● **Passage cité**:

Devant le poste, à 19 h 55, Mamie et ses enfants ouvrent de grands yeux gourmands devant le gros Nounours de Bonne nuit les petits, et raffolent de Pollux et son manège enchanté. Mais Mamie n'en démord pas, son émission fétiche c'est Dim' Dam' Dom', un point c'est tout.
Papi, lui, préfère Ivanhoé ou Thierry la Fronde. Le dimanche, on regarde en famille Télé dimanche, présenté par Roger Lanzac et Joseph Choupin. En 1964, l'ancienne présentatrice Noëlle Noblecourt a été renvoyée pour avoir montré ses genoux. L'époque est encore puribonde.
La nouvelle émission Face à face offre à Mamie la première interview politique en plateau. Guy Mollet s'y colle et sort avec l'impression d'être tombé dans "un guet-apens". Tandis que les dossiers de l'écran exposent les problèmes de société alors que Cinq colonnes à la Une suit la section Anderson pendant deux mois au Viêtnam. Un choc pour toute la famille.

● **Consignes de travail**:
[A] Indiquez si chacune des affirmations suivantes concorde avec le passage sur la télévision en famille, en répondant par oui ou par non et en citant textuellement les mots décisifs : (i) L'émission préférée de Mamie est Dim' Dam' Dom'. (ii) Télé dimanche est présenté par Guy Mollet. (iii) Noëlle Noblecourt a été renvoyée en 1964.
[B] Dans le passage cité, remplacez « Papi » par « Grand-père » et recopiez la partie qui s'ouvre sur les mots contenant « Devant le poste, à » et se ferme sur « est encore puribonde. ».
[C] Prolongez le passage sur la télévision en famille à partir de sa dernière phrase.
Les lignes qui suivent proviennent d'une autre source.

● **Données saisies**:
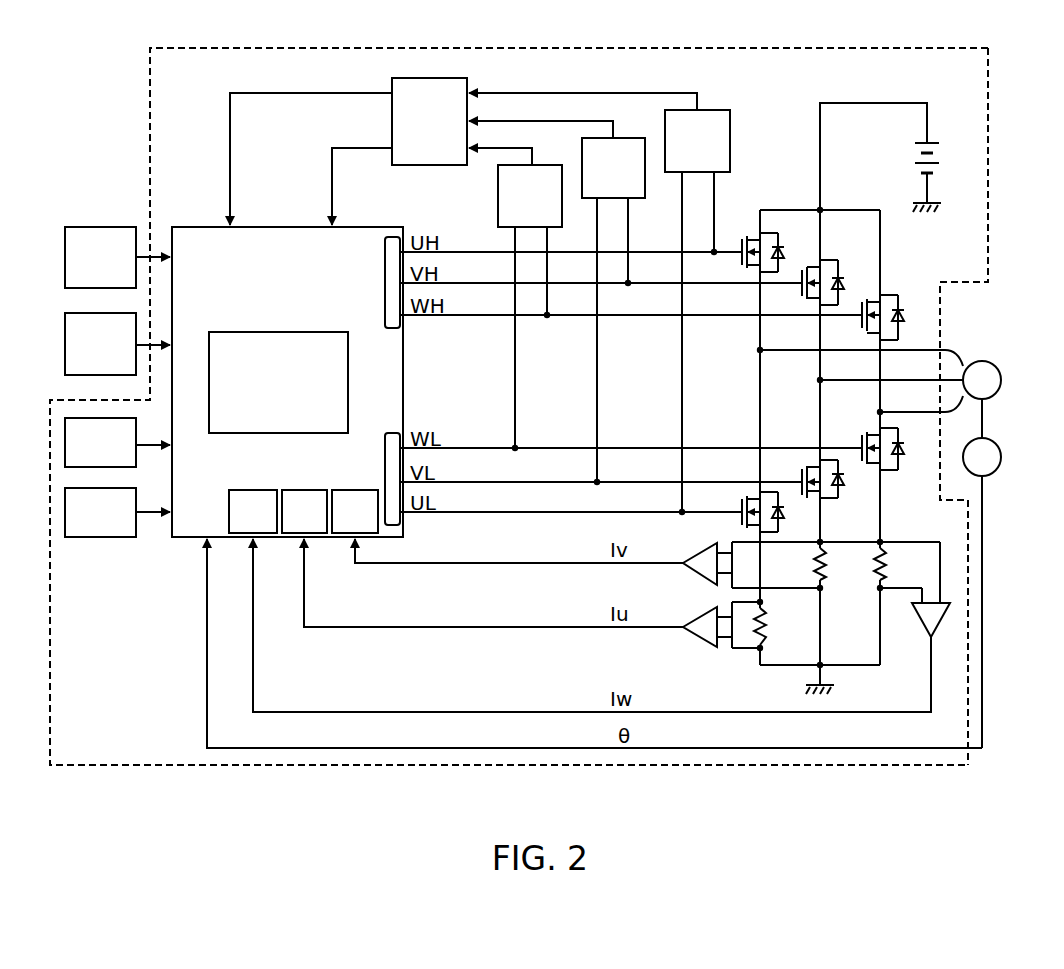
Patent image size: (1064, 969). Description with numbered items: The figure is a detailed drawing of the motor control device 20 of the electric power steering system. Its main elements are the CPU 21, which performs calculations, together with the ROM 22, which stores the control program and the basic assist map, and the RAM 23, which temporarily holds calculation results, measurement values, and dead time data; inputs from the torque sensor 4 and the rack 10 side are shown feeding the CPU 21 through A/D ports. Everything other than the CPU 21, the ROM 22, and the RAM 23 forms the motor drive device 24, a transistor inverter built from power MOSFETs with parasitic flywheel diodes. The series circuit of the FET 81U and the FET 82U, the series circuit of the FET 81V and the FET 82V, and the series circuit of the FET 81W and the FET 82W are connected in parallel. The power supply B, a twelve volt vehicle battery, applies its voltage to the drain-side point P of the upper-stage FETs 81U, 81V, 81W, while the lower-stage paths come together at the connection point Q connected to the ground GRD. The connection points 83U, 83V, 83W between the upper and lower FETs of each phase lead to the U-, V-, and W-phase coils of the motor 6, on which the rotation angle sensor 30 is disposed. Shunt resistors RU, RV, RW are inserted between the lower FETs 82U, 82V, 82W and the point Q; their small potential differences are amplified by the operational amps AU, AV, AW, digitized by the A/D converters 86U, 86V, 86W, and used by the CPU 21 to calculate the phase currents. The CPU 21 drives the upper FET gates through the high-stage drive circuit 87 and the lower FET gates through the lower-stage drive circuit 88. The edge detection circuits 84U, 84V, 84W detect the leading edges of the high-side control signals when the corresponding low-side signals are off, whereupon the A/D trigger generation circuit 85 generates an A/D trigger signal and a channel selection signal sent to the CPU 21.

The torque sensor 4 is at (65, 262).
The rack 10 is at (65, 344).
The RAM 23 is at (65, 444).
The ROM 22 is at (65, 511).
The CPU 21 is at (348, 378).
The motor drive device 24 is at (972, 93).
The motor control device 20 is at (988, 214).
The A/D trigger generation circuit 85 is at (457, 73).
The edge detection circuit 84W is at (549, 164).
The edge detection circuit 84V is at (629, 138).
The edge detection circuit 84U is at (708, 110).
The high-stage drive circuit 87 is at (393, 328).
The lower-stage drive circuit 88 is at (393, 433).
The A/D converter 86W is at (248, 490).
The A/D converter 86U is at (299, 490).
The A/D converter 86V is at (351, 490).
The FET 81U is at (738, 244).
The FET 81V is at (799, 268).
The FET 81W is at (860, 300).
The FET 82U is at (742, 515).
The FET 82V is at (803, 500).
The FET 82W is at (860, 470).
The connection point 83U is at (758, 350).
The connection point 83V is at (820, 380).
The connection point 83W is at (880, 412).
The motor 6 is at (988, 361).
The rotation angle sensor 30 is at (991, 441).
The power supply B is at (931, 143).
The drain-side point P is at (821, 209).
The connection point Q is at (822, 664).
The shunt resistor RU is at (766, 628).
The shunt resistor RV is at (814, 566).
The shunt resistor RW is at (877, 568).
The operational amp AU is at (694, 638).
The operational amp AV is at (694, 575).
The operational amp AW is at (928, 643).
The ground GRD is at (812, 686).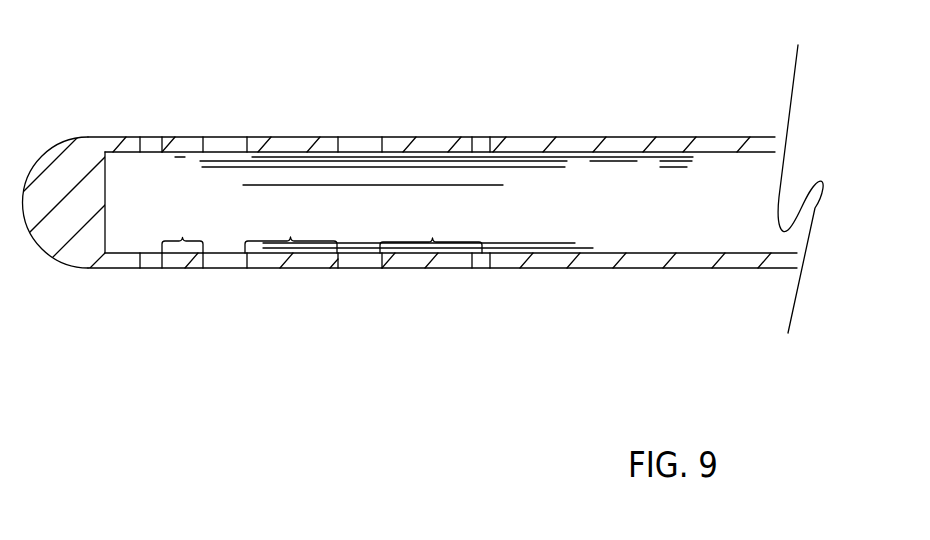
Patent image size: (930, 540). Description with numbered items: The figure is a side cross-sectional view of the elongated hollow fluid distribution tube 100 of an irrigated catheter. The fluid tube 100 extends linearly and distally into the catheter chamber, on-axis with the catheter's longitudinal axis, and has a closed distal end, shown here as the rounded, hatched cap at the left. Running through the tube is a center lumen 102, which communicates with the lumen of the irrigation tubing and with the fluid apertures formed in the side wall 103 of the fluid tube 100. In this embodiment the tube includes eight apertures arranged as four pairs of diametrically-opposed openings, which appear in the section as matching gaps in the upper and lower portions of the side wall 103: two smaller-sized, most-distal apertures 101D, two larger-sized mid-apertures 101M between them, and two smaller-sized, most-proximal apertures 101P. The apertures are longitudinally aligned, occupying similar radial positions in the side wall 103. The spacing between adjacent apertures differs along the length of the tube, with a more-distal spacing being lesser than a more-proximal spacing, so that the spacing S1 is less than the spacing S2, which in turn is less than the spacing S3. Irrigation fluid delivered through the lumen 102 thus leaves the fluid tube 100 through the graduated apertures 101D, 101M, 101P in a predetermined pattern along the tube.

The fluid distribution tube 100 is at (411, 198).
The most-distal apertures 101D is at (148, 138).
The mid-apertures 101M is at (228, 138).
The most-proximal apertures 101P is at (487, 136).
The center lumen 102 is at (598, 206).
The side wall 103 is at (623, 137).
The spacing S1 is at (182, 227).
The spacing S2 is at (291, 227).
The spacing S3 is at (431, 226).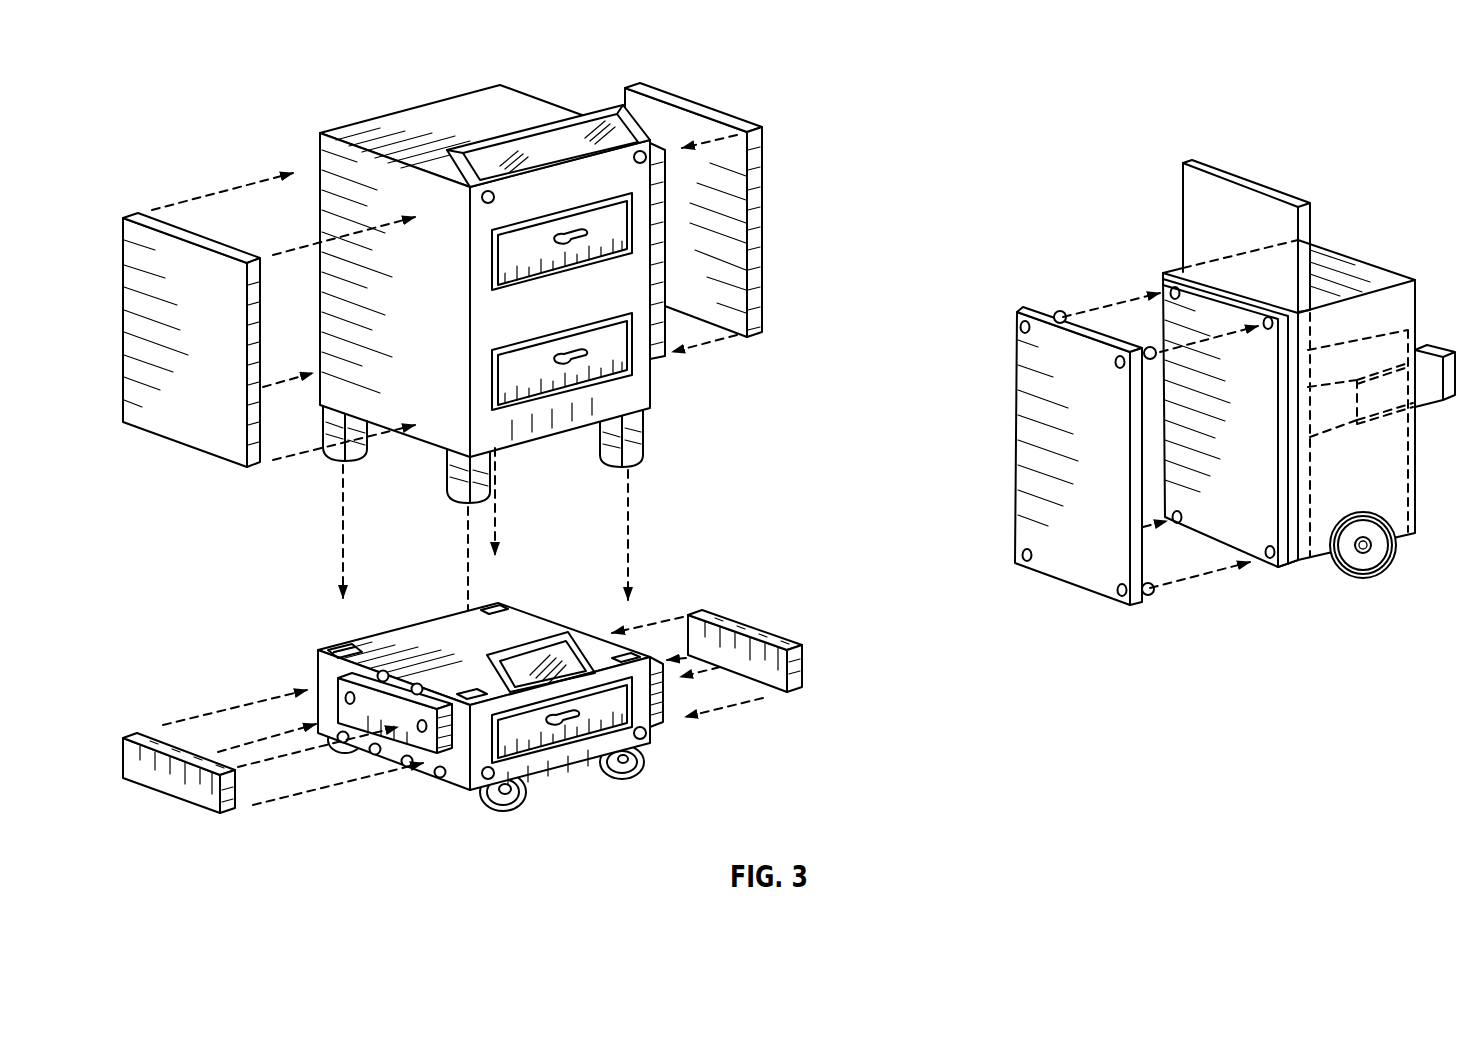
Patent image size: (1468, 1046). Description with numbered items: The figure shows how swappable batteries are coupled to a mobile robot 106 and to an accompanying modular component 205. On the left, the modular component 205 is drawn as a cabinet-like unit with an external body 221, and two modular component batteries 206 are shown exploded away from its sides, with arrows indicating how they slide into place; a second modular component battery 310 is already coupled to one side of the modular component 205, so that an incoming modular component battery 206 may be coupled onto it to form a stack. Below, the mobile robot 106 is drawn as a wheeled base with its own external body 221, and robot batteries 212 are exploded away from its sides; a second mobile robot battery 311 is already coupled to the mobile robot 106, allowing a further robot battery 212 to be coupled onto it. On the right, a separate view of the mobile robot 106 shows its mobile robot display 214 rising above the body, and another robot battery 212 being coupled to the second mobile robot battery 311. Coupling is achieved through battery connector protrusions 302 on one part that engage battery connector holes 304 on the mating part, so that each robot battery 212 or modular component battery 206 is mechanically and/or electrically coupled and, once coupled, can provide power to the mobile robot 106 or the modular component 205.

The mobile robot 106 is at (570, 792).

● **Réponses dans l'ordre**:
[A]
(i) Oui : « son émission fétiche c'est Dim' Dam' Dom' ».
(ii) Non : « présenté par Roger Lanzac et Joseph Choupin ».
(iii) Oui : « En 1964, l'ancienne présentatrice Noëlle Noblecourt a été renvoyée pour avoir montré ses genoux ».

[B]
Devant le poste, à 19 h 55, Mamie et ses enfants ouvrent de grands yeux gourmands devant le gros Nounours de Bonne nuit les petits, et raffolent de Pollux et son manège enchanté. Mais Mamie n'en démord pas, son émission fétiche c'est Dim' Dam' Dom', un point c'est tout.
Grand-père, lui, préfère Ivanhoé ou Thierry la Fronde. Le dimanche, on regarde en famille Télé dimanche, présenté par Roger Lanzac et Joseph Choupin. En 1964, l'ancienne présentatrice Noëlle Noblecourt a été renvoyée pour avoir montré ses genoux. L'époque est encore puribonde.

[C]
Et voilà que tout d'un coup, toute la société se grippe. C'est la grève générale. Mai 68. De leur côté, les chars russes écrasent le Printemps de Prague. De Gaulle va se retirer. Les shadoks débarquent de leur drôle de planète, tandis que Kubrick réalise un chef d'oeuvre absolu, 2001 : L'odyssée de l'espace...
Les premières séries américaines apparaissent : Chapeau melon et bottes de cuir, Le prisonnier, Les incorruptibles. Et puis, en direct, dans la nuit du 20 au 21 juillet 1969, la télé connaît le moment le plus intense depuis sa création. A Houston, à Séalou, à Berlin, comme à Carmaux, cinq cents millions de regards écarquillés suivent les scaphandres qui sautillent sur l'écran. Le village mondial vient de décrocher la lune.
Mamie vient de fêter ses cinquante ans.